▶ [RAW DATA]:
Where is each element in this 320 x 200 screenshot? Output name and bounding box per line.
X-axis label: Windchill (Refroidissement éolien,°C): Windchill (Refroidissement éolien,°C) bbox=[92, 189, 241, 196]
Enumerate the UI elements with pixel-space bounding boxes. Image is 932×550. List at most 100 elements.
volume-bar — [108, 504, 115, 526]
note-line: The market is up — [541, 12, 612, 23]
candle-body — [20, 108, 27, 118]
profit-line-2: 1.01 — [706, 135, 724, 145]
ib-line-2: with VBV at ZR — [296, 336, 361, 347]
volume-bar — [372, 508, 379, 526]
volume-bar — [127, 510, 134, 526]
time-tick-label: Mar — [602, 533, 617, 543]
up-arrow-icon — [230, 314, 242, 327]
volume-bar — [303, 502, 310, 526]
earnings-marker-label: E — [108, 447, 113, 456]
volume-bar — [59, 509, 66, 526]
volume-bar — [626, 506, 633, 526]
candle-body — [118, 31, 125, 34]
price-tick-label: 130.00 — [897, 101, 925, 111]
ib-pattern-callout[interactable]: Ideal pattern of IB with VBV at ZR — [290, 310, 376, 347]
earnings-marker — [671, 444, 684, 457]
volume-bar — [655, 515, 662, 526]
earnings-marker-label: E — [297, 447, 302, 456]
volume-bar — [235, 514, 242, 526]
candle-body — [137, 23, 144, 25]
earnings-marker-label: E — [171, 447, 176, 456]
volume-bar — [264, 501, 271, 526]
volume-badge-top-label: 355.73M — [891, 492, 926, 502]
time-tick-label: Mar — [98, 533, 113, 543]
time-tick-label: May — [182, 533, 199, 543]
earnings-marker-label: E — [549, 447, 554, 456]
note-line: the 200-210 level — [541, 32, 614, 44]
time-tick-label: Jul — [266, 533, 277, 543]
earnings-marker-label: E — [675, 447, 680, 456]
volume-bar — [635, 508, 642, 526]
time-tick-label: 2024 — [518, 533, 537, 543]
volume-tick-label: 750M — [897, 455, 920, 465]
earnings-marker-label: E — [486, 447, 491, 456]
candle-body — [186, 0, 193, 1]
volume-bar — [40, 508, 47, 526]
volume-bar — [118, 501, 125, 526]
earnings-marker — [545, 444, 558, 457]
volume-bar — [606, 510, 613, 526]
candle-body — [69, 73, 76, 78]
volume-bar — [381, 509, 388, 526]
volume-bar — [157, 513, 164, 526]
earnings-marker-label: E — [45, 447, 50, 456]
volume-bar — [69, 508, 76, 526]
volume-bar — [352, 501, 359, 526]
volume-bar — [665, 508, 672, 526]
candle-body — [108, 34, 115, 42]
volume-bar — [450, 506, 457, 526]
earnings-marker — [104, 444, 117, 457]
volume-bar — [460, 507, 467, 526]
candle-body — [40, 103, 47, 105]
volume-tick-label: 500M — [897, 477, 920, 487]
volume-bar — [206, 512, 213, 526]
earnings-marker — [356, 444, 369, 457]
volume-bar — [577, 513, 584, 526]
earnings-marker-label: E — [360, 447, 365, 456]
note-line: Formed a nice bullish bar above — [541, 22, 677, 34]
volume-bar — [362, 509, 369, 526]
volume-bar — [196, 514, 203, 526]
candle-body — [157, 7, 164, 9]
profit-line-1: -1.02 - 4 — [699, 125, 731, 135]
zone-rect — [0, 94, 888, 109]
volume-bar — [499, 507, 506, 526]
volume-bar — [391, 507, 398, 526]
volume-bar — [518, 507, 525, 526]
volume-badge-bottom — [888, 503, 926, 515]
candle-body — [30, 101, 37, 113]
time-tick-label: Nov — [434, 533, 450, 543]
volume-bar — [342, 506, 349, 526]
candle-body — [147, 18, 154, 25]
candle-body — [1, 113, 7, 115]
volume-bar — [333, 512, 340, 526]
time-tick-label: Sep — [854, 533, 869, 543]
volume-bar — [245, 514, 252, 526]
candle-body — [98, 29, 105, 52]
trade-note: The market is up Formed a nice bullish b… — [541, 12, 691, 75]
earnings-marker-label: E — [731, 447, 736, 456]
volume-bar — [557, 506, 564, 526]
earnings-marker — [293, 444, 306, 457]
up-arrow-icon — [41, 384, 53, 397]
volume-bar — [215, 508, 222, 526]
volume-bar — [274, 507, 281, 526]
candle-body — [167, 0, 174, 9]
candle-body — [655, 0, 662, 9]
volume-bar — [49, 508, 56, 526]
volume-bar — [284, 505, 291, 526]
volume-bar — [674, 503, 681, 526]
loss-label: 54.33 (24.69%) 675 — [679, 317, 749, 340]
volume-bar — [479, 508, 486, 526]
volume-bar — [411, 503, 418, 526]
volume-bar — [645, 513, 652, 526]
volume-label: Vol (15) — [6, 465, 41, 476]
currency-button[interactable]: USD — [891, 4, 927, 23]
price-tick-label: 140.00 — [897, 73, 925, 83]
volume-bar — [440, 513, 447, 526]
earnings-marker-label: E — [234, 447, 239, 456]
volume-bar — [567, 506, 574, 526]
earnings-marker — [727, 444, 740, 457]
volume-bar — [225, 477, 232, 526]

▶ [PROBLEM TO WORK ON]:
Copy the records above verbatim.

▶ [RESPONSE TO THIS TASK]:
Where is each element in this 320 x 200 screenshot? Output name and bounding box per line.
X-axis label: Windchill (Refroidissement éolien,°C): Windchill (Refroidissement éolien,°C) bbox=[92, 189, 241, 196]
Enumerate the UI elements with pixel-space bounding boxes. Image is 932×550. List at most 100 elements.
volume-bar — [108, 504, 115, 526]
note-line: The market is up — [541, 12, 612, 23]
candle-body — [20, 108, 27, 118]
profit-line-2: 1.01 — [706, 135, 724, 145]
ib-line-2: with VBV at ZR — [296, 336, 361, 347]
volume-bar — [372, 508, 379, 526]
volume-bar — [127, 510, 134, 526]
time-tick-label: Mar — [602, 533, 617, 543]
up-arrow-icon — [230, 314, 242, 327]
volume-bar — [303, 502, 310, 526]
earnings-marker-label: E — [108, 447, 113, 456]
volume-bar — [59, 509, 66, 526]
volume-bar — [626, 506, 633, 526]
candle-body — [118, 31, 125, 34]
price-tick-label: 130.00 — [897, 101, 925, 111]
ib-pattern-callout[interactable]: Ideal pattern of IB with VBV at ZR — [290, 310, 376, 347]
earnings-marker — [671, 444, 684, 457]
volume-bar — [655, 515, 662, 526]
earnings-marker-label: E — [297, 447, 302, 456]
volume-bar — [235, 514, 242, 526]
candle-body — [137, 23, 144, 25]
earnings-marker-label: E — [171, 447, 176, 456]
volume-bar — [264, 501, 271, 526]
volume-badge-top-label: 355.73M — [891, 492, 926, 502]
time-tick-label: Mar — [98, 533, 113, 543]
time-tick-label: May — [182, 533, 199, 543]
earnings-marker-label: E — [549, 447, 554, 456]
note-line: the 200-210 level — [541, 32, 614, 44]
time-tick-label: Jul — [266, 533, 277, 543]
earnings-marker-label: E — [675, 447, 680, 456]
volume-bar — [635, 508, 642, 526]
time-tick-label: 2024 — [518, 533, 537, 543]
volume-tick-label: 750M — [897, 455, 920, 465]
earnings-marker-label: E — [486, 447, 491, 456]
candle-body — [186, 0, 193, 1]
volume-bar — [40, 508, 47, 526]
volume-bar — [118, 501, 125, 526]
earnings-marker — [545, 444, 558, 457]
volume-bar — [606, 510, 613, 526]
candle-body — [69, 73, 76, 78]
volume-bar — [381, 509, 388, 526]
volume-bar — [157, 513, 164, 526]
earnings-marker-label: E — [45, 447, 50, 456]
volume-bar — [69, 508, 76, 526]
volume-bar — [352, 501, 359, 526]
volume-bar — [665, 508, 672, 526]
candle-body — [108, 34, 115, 42]
volume-bar — [450, 506, 457, 526]
earnings-marker — [104, 444, 117, 457]
volume-bar — [460, 507, 467, 526]
candle-body — [40, 103, 47, 105]
volume-tick-label: 500M — [897, 477, 920, 487]
volume-bar — [206, 512, 213, 526]
earnings-marker — [356, 444, 369, 457]
volume-bar — [577, 513, 584, 526]
earnings-marker-label: E — [360, 447, 365, 456]
note-line: Formed a nice bullish bar above — [541, 22, 677, 34]
volume-bar — [362, 509, 369, 526]
volume-bar — [196, 514, 203, 526]
candle-body — [157, 7, 164, 9]
profit-line-1: -1.02 - 4 — [699, 125, 731, 135]
zone-rect — [0, 94, 888, 109]
volume-bar — [499, 507, 506, 526]
volume-bar — [391, 507, 398, 526]
volume-bar — [518, 507, 525, 526]
volume-badge-bottom — [888, 503, 926, 515]
candle-body — [30, 101, 37, 113]
time-tick-label: Nov — [434, 533, 450, 543]
volume-bar — [342, 506, 349, 526]
candle-body — [147, 18, 154, 25]
candle-body — [1, 113, 7, 115]
volume-bar — [333, 512, 340, 526]
time-tick-label: Sep — [854, 533, 869, 543]
volume-bar — [245, 514, 252, 526]
candle-body — [98, 29, 105, 52]
trade-note: The market is up Formed a nice bullish b… — [541, 12, 691, 75]
earnings-marker-label: E — [731, 447, 736, 456]
volume-bar — [557, 506, 564, 526]
earnings-marker — [293, 444, 306, 457]
up-arrow-icon — [41, 384, 53, 397]
volume-bar — [215, 508, 222, 526]
volume-bar — [274, 507, 281, 526]
candle-body — [167, 0, 174, 9]
candle-body — [655, 0, 662, 9]
volume-bar — [49, 508, 56, 526]
volume-bar — [284, 505, 291, 526]
volume-bar — [674, 503, 681, 526]
loss-label: 54.33 (24.69%) 675 — [679, 317, 749, 340]
volume-bar — [479, 508, 486, 526]
volume-bar — [411, 503, 418, 526]
volume-bar — [645, 513, 652, 526]
volume-label: Vol (15) — [6, 465, 41, 476]
currency-button[interactable]: USD — [891, 4, 927, 23]
price-tick-label: 140.00 — [897, 73, 925, 83]
volume-bar — [440, 513, 447, 526]
earnings-marker-label: E — [234, 447, 239, 456]
volume-bar — [567, 506, 574, 526]
earnings-marker — [727, 444, 740, 457]
volume-bar — [225, 477, 232, 526]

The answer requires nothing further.